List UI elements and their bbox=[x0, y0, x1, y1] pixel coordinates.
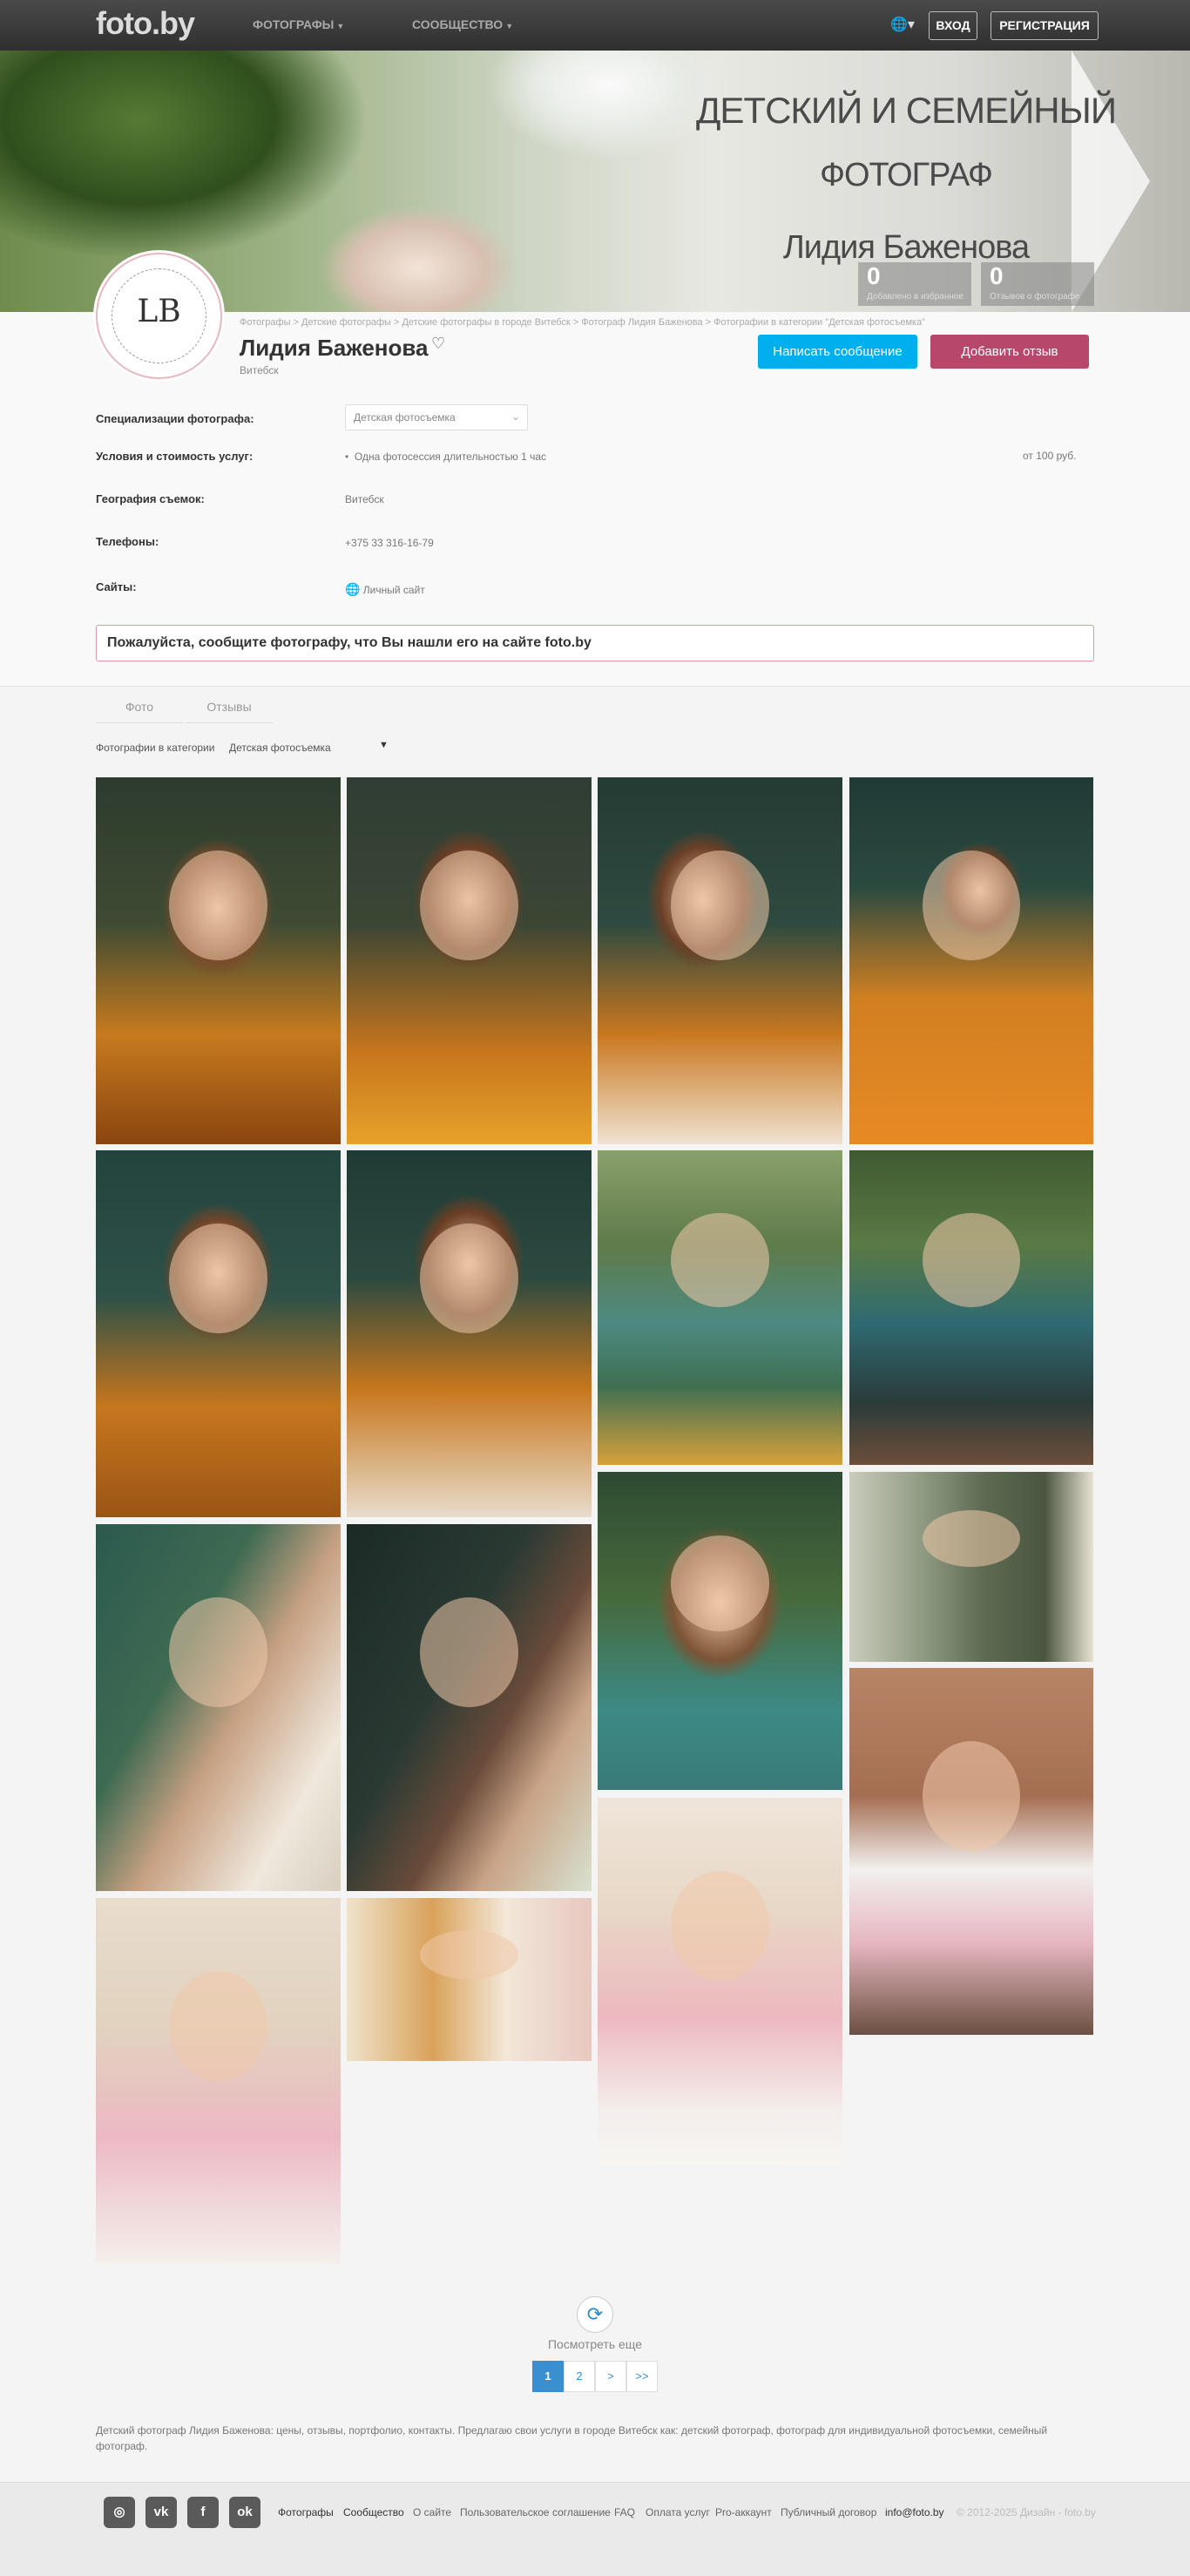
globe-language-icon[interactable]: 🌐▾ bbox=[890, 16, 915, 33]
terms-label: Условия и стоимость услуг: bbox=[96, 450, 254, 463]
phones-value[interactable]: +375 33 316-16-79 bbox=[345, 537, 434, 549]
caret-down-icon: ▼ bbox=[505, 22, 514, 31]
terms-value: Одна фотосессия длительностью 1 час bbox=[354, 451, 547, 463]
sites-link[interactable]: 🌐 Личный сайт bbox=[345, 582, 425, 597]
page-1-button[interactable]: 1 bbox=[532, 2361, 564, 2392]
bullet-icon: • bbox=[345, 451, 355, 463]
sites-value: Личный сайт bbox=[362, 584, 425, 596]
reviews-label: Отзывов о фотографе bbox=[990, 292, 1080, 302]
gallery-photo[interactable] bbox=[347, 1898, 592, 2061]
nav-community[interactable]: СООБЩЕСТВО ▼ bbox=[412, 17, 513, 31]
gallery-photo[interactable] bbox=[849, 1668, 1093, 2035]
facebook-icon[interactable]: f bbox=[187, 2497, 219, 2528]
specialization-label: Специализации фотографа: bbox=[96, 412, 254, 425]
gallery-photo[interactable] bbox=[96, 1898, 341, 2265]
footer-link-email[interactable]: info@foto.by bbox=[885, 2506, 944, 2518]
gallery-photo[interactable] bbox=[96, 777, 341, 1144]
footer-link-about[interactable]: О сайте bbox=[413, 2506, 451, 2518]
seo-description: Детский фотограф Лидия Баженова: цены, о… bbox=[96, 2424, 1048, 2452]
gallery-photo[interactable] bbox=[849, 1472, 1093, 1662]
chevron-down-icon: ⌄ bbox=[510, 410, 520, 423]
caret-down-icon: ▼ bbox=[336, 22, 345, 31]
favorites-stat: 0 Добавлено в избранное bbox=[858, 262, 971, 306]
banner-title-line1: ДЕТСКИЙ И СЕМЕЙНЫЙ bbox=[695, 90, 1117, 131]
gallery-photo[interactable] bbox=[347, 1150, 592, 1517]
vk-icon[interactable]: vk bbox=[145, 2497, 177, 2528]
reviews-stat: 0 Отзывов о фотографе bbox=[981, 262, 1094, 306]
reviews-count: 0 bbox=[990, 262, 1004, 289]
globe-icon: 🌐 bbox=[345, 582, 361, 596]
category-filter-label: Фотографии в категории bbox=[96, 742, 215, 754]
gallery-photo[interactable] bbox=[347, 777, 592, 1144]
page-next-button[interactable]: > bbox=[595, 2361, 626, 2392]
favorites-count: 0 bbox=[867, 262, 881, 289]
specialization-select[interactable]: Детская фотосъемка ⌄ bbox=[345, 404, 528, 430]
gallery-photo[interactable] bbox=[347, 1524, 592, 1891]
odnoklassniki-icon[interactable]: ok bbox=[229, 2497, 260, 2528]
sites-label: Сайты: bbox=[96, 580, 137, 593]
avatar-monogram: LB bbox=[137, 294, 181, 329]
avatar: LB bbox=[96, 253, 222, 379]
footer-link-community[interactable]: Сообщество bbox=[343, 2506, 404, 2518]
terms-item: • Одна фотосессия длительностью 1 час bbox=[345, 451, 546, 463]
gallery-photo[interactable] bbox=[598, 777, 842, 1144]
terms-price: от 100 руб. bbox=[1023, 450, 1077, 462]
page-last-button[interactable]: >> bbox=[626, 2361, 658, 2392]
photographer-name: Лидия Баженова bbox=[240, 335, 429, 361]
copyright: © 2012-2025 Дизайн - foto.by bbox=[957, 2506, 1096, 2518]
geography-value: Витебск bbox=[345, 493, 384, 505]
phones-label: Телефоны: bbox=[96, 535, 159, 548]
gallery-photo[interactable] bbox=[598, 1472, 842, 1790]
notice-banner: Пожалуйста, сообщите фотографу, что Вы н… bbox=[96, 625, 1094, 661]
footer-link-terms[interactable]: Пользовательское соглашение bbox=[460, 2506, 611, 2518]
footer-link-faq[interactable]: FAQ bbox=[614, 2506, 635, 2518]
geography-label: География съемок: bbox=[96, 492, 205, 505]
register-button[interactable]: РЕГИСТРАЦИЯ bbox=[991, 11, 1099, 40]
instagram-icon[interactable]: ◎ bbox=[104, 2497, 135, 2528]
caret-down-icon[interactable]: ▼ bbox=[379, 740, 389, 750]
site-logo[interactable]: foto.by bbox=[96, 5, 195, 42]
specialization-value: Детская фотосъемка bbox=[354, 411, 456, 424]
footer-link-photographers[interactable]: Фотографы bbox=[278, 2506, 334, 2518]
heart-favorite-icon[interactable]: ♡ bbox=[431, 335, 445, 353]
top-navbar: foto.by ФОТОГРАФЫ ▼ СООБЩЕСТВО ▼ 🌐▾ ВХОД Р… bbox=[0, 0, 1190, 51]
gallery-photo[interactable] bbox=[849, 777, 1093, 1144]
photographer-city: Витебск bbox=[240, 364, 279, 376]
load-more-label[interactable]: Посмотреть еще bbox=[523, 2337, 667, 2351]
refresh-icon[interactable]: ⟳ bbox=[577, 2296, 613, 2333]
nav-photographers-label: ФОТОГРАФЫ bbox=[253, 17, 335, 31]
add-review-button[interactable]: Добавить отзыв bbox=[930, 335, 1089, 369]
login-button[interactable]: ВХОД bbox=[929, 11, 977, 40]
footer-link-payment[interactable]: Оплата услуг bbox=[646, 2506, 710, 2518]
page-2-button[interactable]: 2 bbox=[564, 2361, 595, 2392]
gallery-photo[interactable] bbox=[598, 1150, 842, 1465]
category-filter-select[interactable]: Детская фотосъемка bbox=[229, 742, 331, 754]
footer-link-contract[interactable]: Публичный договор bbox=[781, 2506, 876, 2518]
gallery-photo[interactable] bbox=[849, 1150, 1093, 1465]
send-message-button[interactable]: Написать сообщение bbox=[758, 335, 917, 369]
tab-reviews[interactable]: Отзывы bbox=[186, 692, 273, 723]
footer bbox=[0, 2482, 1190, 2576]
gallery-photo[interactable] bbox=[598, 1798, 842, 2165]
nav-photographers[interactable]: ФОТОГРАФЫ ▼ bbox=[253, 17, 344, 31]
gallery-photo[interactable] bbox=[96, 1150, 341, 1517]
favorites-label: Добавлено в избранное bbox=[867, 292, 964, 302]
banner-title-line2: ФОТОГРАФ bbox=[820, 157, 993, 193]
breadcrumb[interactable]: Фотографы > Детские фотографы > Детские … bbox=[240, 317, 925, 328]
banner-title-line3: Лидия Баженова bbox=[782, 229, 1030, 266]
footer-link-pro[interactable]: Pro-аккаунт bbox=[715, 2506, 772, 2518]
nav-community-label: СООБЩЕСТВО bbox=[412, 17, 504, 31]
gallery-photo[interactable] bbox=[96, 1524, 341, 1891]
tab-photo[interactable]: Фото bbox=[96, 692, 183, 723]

━━━━

WHAT YOU HAVE TO DO:
Swap "gallery-photo" for "gallery-image" in the items, starting at the line that contains "globe-language-icon[interactable]: 🌐▾ bbox=[890, 16, 915, 33]" and ending at the line that contains "globe-icon: 🌐 bbox=[345, 582, 361, 596]", and return only those lines with everything else unchanged.

FINISHED TASK:
globe-language-icon[interactable]: 🌐▾ bbox=[890, 16, 915, 33]
terms-label: Условия и стоимость услуг: bbox=[96, 450, 254, 463]
phones-value[interactable]: +375 33 316-16-79 bbox=[345, 537, 434, 549]
caret-down-icon: ▼ bbox=[505, 22, 514, 31]
terms-value: Одна фотосессия длительностью 1 час bbox=[354, 451, 547, 463]
sites-link[interactable]: 🌐 Личный сайт bbox=[345, 582, 425, 597]
page-1-button[interactable]: 1 bbox=[532, 2361, 564, 2392]
bullet-icon: • bbox=[345, 451, 355, 463]
sites-value: Личный сайт bbox=[362, 584, 425, 596]
reviews-label: Отзывов о фотографе bbox=[990, 292, 1080, 302]
gallery-image[interactable] bbox=[347, 1898, 592, 2061]
nav-community[interactable]: СООБЩЕСТВО ▼ bbox=[412, 17, 513, 31]
gallery-image[interactable] bbox=[849, 1668, 1093, 2035]
facebook-icon[interactable]: f bbox=[187, 2497, 219, 2528]
specialization-label: Специализации фотографа: bbox=[96, 412, 254, 425]
gallery-image[interactable] bbox=[96, 1898, 341, 2265]
footer-link-email[interactable]: info@foto.by bbox=[885, 2506, 944, 2518]
gallery-image[interactable] bbox=[96, 777, 341, 1144]
footer-link-about[interactable]: О сайте bbox=[413, 2506, 451, 2518]
seo-description: Детский фотограф Лидия Баженова: цены, о… bbox=[96, 2424, 1048, 2452]
gallery-image[interactable] bbox=[849, 1472, 1093, 1662]
chevron-down-icon: ⌄ bbox=[510, 410, 520, 423]
caret-down-icon: ▼ bbox=[336, 22, 345, 31]
favorites-stat: 0 Добавлено в избранное bbox=[858, 262, 971, 306]
banner-title-line1: ДЕТСКИЙ И СЕМЕЙНЫЙ bbox=[695, 90, 1117, 131]
gallery-image[interactable] bbox=[347, 1150, 592, 1517]
vk-icon[interactable]: vk bbox=[145, 2497, 177, 2528]
reviews-stat: 0 Отзывов о фотографе bbox=[981, 262, 1094, 306]
reviews-count: 0 bbox=[990, 262, 1004, 289]
globe-icon: 🌐 bbox=[345, 582, 361, 596]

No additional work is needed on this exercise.